(Collection entries)

──────────────────────────────

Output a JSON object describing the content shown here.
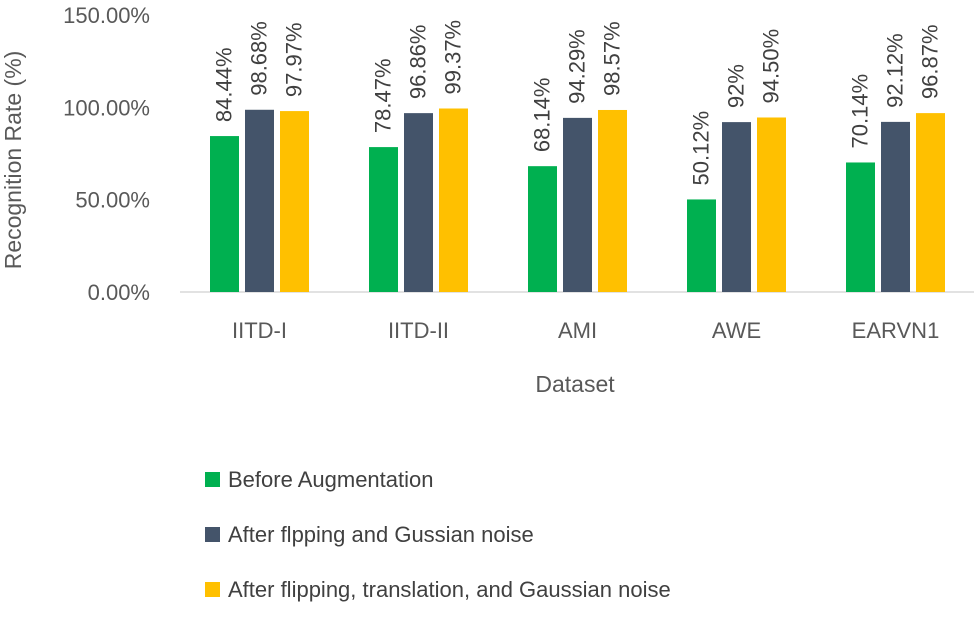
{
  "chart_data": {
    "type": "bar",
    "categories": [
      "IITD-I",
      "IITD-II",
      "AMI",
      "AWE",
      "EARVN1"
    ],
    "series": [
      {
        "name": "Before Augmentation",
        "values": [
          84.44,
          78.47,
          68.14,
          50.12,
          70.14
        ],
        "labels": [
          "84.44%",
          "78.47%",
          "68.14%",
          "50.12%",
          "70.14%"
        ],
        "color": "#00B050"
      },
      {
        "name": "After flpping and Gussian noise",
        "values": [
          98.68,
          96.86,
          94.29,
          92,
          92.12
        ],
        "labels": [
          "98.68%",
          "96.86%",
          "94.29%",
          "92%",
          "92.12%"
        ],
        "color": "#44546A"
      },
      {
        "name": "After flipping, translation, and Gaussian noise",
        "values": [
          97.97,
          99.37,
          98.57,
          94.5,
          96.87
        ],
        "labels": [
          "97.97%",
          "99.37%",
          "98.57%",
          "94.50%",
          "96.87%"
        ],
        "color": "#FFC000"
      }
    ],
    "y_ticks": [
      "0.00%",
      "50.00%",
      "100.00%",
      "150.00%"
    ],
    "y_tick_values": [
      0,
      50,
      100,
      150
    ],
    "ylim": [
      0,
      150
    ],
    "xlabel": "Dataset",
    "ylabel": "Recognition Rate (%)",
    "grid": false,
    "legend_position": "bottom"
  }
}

──────────────────────────────

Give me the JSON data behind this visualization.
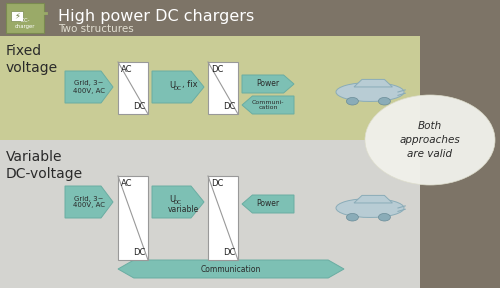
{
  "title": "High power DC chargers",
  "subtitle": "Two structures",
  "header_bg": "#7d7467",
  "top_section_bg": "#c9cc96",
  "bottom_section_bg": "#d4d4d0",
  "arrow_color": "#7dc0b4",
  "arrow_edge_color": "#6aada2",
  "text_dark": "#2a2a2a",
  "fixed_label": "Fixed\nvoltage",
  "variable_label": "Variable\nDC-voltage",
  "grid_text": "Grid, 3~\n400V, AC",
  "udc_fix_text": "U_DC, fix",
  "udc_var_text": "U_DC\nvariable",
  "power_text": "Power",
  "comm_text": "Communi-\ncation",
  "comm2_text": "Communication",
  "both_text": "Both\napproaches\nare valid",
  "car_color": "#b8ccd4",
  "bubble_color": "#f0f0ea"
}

──────────────────────────────

Find every line that has "JSON" in it, then return those lines.

OUTPUT BELOW —
Output a JSON object describing the content shown here.
Give me the JSON data behind this visualization.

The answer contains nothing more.